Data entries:
⟨
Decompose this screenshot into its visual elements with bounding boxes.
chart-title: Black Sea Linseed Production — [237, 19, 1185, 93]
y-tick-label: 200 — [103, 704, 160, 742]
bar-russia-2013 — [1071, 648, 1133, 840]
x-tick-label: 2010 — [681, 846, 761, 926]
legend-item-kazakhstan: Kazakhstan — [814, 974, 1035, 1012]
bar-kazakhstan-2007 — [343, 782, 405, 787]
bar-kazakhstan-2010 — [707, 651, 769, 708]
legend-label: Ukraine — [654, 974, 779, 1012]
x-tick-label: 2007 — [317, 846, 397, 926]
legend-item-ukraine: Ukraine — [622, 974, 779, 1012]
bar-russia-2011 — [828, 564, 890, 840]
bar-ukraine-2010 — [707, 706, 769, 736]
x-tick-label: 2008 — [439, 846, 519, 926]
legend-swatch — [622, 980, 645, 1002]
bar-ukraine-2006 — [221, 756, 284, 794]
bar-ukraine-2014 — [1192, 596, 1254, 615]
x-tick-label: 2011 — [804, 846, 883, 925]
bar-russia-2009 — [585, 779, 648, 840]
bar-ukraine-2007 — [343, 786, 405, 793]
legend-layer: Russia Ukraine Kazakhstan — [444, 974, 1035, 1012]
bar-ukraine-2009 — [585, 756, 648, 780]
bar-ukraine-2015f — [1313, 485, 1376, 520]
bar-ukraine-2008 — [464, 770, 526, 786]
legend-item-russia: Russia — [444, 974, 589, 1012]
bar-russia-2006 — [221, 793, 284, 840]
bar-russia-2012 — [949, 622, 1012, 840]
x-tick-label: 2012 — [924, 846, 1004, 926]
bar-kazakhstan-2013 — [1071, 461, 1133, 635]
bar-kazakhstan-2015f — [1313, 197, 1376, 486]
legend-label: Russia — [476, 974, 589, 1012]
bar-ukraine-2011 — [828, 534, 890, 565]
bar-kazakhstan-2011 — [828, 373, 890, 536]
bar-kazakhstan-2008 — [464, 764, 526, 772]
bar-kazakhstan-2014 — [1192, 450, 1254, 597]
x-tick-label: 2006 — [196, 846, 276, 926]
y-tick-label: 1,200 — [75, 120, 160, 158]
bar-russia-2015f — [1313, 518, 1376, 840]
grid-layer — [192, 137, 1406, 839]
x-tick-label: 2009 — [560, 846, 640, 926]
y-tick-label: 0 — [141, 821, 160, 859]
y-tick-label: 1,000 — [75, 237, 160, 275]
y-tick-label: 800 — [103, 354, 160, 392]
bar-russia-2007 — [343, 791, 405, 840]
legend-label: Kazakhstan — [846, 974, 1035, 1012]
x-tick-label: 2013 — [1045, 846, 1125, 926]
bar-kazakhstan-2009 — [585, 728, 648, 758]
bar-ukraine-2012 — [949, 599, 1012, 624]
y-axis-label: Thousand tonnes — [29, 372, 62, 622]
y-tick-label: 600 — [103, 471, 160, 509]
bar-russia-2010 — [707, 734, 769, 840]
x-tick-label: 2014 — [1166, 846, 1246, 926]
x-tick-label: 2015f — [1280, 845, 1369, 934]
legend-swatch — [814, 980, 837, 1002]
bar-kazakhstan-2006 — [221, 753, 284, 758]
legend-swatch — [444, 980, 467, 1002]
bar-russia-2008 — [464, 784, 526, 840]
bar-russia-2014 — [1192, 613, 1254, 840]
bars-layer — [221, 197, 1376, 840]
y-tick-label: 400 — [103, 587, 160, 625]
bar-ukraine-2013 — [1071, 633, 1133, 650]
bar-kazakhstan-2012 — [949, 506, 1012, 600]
⟩
◆ **Task details**
Reproduce every item above with "Thousand tonnes" swapped for "Thousand metric tons", leaving all other text unchanged.

◆ **Solution**
Decompose this screenshot into its visual elements with bounding boxes.
chart-title: Black Sea Linseed Production — [237, 19, 1185, 93]
y-tick-label: 200 — [103, 704, 160, 742]
bar-russia-2013 — [1071, 648, 1133, 840]
x-tick-label: 2010 — [681, 846, 761, 926]
legend-item-kazakhstan: Kazakhstan — [814, 974, 1035, 1012]
bar-kazakhstan-2007 — [343, 782, 405, 787]
bar-kazakhstan-2010 — [707, 651, 769, 708]
legend-label: Ukraine — [654, 974, 779, 1012]
x-tick-label: 2007 — [317, 846, 397, 926]
legend-item-ukraine: Ukraine — [622, 974, 779, 1012]
bar-russia-2011 — [828, 564, 890, 840]
bar-ukraine-2010 — [707, 706, 769, 736]
x-tick-label: 2008 — [439, 846, 519, 926]
legend-swatch — [622, 980, 645, 1002]
bar-ukraine-2006 — [221, 756, 284, 794]
bar-ukraine-2014 — [1192, 596, 1254, 615]
x-tick-label: 2011 — [804, 846, 883, 925]
bar-russia-2009 — [585, 779, 648, 840]
bar-ukraine-2007 — [343, 786, 405, 793]
legend-layer: Russia Ukraine Kazakhstan — [444, 974, 1035, 1012]
bar-ukraine-2009 — [585, 756, 648, 780]
bar-ukraine-2015f — [1313, 485, 1376, 520]
bar-ukraine-2008 — [464, 770, 526, 786]
legend-item-russia: Russia — [444, 974, 589, 1012]
bar-russia-2006 — [221, 793, 284, 840]
bar-russia-2012 — [949, 622, 1012, 840]
x-tick-label: 2012 — [924, 846, 1004, 926]
bar-kazakhstan-2013 — [1071, 461, 1133, 635]
bar-kazakhstan-2015f — [1313, 197, 1376, 486]
legend-label: Russia — [476, 974, 589, 1012]
bar-ukraine-2011 — [828, 534, 890, 565]
bar-kazakhstan-2011 — [828, 373, 890, 536]
bar-kazakhstan-2008 — [464, 764, 526, 772]
bar-kazakhstan-2014 — [1192, 450, 1254, 597]
x-tick-label: 2006 — [196, 846, 276, 926]
y-tick-label: 1,200 — [75, 120, 160, 158]
bar-russia-2015f — [1313, 518, 1376, 840]
grid-layer — [192, 137, 1406, 839]
x-tick-label: 2009 — [560, 846, 640, 926]
y-tick-label: 0 — [141, 821, 160, 859]
y-tick-label: 1,000 — [75, 237, 160, 275]
y-tick-label: 800 — [103, 354, 160, 392]
bar-russia-2007 — [343, 791, 405, 840]
legend-label: Kazakhstan — [846, 974, 1035, 1012]
x-tick-label: 2013 — [1045, 846, 1125, 926]
bar-kazakhstan-2009 — [585, 728, 648, 758]
bar-ukraine-2012 — [949, 599, 1012, 624]
y-axis-label: Thousand metric tons — [29, 372, 62, 622]
y-tick-label: 600 — [103, 471, 160, 509]
bar-russia-2010 — [707, 734, 769, 840]
x-tick-label: 2014 — [1166, 846, 1246, 926]
x-tick-label: 2015f — [1280, 845, 1369, 934]
legend-swatch — [814, 980, 837, 1002]
bar-kazakhstan-2006 — [221, 753, 284, 758]
legend-swatch — [444, 980, 467, 1002]
bar-russia-2008 — [464, 784, 526, 840]
bar-russia-2014 — [1192, 613, 1254, 840]
bars-layer — [221, 197, 1376, 840]
y-tick-label: 400 — [103, 587, 160, 625]
bar-ukraine-2013 — [1071, 633, 1133, 650]
bar-kazakhstan-2012 — [949, 506, 1012, 600]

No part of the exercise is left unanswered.